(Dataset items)

==================================================

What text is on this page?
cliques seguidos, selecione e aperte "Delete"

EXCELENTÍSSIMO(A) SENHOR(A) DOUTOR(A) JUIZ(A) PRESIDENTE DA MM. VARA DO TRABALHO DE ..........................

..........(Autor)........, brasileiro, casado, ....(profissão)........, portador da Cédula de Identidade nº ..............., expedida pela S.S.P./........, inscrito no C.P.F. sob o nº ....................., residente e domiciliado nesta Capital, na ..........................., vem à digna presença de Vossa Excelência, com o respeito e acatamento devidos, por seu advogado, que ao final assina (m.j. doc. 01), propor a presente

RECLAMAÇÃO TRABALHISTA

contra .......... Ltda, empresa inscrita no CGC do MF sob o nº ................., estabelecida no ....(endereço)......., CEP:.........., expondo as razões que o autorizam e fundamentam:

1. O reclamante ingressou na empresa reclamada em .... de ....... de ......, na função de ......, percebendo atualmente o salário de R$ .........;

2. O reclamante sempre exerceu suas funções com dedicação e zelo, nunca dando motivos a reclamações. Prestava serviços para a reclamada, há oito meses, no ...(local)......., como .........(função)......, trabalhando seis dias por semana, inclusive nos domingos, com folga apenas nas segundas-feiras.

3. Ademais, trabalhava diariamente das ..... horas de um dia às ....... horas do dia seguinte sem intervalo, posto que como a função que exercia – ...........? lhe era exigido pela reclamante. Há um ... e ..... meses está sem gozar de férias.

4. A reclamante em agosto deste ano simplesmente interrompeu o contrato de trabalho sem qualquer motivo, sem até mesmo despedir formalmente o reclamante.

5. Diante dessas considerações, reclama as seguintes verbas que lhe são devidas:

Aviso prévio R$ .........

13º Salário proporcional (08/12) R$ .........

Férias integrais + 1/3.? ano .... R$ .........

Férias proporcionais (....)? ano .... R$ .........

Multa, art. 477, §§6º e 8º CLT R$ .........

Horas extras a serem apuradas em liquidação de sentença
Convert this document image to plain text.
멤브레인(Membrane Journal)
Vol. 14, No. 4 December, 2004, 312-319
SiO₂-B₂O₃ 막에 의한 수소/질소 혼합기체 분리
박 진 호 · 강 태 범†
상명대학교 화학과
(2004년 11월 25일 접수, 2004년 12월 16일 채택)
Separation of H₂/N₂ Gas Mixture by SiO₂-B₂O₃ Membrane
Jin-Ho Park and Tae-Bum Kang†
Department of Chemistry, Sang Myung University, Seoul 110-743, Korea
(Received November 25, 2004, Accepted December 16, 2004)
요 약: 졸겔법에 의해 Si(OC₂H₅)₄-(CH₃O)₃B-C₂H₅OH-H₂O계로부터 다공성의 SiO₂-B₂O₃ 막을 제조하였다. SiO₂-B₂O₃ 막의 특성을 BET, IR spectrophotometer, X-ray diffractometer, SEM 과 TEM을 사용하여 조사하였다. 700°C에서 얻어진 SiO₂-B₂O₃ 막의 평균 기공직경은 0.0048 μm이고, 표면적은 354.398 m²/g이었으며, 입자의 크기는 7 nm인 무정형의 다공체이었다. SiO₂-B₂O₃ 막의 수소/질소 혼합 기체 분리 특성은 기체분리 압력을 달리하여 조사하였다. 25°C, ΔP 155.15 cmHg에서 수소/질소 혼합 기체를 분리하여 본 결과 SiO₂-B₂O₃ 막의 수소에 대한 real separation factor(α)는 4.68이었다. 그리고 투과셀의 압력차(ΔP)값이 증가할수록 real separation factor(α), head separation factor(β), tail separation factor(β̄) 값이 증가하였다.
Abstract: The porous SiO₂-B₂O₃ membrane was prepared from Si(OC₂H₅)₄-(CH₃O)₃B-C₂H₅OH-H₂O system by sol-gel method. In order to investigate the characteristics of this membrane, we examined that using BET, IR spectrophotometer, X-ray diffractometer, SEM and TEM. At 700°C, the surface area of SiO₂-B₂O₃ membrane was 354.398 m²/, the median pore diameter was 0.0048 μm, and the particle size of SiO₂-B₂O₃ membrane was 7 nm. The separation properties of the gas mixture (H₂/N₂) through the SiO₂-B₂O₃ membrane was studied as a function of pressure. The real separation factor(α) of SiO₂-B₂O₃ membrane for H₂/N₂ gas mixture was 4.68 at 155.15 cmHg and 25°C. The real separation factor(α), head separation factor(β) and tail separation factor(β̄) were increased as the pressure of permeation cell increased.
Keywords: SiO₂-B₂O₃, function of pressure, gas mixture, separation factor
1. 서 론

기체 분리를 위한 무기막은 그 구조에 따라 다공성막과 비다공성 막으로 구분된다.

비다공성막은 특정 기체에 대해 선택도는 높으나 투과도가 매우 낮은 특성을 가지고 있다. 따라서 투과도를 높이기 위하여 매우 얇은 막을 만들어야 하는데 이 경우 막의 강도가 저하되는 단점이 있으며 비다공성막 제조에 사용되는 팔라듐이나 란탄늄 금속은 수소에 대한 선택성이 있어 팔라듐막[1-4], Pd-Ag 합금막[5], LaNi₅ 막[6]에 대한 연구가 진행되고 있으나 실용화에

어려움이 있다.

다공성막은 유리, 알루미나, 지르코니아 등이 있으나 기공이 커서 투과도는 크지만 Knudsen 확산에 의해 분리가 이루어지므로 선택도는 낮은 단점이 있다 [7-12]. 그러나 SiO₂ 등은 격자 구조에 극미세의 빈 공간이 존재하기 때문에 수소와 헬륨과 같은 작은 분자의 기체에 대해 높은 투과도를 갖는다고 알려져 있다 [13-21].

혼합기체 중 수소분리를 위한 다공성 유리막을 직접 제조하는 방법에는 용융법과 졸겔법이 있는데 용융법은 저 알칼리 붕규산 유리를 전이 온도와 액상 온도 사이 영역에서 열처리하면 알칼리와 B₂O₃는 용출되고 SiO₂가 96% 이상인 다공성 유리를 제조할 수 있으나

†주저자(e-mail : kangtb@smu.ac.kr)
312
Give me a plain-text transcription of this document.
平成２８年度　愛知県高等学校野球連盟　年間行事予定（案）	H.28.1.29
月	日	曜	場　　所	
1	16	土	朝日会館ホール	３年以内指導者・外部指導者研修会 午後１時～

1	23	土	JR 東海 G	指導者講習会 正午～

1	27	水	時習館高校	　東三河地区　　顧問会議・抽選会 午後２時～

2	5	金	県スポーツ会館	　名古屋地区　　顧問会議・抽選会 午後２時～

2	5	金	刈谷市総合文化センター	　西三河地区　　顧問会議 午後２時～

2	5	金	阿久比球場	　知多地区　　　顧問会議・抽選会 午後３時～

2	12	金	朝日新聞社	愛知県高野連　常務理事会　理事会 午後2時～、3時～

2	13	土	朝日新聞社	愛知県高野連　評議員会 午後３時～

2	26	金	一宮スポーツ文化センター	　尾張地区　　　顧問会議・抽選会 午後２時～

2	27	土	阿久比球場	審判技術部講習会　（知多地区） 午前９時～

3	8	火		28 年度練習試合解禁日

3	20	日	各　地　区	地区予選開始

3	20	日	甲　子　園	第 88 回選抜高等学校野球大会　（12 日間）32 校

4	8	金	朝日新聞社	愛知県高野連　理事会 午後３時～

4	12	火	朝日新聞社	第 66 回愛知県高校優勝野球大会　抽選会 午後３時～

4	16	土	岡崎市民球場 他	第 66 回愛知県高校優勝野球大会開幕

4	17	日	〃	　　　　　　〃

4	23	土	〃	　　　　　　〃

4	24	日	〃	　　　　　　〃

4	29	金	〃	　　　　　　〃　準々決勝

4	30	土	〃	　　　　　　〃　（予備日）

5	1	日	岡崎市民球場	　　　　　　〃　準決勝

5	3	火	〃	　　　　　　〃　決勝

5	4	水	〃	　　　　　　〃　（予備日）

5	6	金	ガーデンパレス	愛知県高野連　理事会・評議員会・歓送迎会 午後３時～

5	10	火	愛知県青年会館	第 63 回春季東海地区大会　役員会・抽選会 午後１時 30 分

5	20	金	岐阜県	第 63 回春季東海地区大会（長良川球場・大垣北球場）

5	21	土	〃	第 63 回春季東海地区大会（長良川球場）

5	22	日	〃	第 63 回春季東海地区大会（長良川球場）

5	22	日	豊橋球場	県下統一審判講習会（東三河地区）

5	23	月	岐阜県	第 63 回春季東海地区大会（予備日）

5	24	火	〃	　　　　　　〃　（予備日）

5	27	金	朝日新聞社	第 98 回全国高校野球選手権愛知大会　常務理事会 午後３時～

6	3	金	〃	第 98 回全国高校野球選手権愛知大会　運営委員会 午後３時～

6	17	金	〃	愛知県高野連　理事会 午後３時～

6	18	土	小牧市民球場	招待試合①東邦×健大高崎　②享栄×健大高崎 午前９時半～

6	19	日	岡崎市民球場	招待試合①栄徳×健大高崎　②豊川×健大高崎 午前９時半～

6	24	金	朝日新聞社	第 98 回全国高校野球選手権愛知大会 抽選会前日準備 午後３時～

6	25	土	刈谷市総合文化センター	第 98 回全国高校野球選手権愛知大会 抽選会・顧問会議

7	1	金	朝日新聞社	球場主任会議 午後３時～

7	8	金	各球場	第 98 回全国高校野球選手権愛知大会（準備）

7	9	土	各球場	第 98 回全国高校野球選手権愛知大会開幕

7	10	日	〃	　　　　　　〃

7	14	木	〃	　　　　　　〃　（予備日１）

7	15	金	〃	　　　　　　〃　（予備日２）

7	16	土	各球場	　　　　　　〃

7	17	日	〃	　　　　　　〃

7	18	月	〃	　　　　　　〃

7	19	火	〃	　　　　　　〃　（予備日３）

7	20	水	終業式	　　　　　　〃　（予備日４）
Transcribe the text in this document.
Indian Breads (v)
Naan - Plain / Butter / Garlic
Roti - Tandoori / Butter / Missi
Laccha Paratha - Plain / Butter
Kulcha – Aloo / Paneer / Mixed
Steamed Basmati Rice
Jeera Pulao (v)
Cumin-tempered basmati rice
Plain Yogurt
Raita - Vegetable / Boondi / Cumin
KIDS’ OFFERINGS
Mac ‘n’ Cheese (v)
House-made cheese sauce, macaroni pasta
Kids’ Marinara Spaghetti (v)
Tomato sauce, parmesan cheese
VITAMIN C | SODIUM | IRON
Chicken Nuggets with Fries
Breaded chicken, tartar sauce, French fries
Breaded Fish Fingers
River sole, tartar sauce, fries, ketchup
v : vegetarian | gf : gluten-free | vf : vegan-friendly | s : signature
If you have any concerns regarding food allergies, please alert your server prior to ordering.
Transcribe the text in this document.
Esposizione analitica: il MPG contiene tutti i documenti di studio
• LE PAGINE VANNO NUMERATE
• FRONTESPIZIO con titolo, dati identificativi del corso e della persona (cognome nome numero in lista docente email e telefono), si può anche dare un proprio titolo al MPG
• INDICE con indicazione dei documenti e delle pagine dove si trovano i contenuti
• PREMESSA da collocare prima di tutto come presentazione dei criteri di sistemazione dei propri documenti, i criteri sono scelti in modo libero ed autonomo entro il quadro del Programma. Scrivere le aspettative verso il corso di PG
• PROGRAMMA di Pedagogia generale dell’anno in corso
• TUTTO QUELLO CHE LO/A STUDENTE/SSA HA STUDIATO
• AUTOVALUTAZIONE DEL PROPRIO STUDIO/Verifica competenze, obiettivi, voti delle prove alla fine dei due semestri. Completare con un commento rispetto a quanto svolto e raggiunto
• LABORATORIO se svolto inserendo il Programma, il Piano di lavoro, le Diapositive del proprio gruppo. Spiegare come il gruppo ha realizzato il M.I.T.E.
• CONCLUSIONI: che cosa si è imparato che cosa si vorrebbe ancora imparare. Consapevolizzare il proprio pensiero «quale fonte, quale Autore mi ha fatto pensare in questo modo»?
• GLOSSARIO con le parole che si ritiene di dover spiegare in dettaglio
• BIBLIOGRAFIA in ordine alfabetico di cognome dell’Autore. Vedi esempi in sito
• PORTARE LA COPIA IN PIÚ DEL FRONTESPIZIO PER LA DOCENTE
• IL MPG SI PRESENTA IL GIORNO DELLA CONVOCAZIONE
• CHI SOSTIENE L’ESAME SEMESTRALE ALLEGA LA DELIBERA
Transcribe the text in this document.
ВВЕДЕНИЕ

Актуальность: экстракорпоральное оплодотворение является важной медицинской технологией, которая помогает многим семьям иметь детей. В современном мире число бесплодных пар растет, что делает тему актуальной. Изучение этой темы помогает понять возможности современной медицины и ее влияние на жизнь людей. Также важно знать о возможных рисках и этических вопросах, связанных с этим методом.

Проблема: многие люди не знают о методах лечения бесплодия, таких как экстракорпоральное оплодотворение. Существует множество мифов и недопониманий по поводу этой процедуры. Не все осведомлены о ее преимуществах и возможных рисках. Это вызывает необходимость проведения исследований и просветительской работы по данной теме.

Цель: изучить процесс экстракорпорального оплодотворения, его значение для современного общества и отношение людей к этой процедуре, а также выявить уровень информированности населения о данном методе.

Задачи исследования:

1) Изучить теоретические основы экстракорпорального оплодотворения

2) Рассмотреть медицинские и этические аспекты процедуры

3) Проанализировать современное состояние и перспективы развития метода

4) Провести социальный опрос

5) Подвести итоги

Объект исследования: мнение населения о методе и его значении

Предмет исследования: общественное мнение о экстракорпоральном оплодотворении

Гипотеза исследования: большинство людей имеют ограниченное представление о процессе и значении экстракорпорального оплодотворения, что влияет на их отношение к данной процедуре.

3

==================================================

*What to work on*: Gather from the entries above all lines that include the string "come".

*Problem solution*:
• PREMESSA da collocare prima di tutto come presentazione dei criteri di sistemazione dei propri documenti, i criteri sono scelti in modo libero ed autonomo entro il quadro del Programma. Scrivere le aspettative verso il corso di PG
• LABORATORIO se svolto inserendo il Programma, il Piano di lavoro, le Diapositive del proprio gruppo. Spiegare come il gruppo ha realizzato il M.I.T.E.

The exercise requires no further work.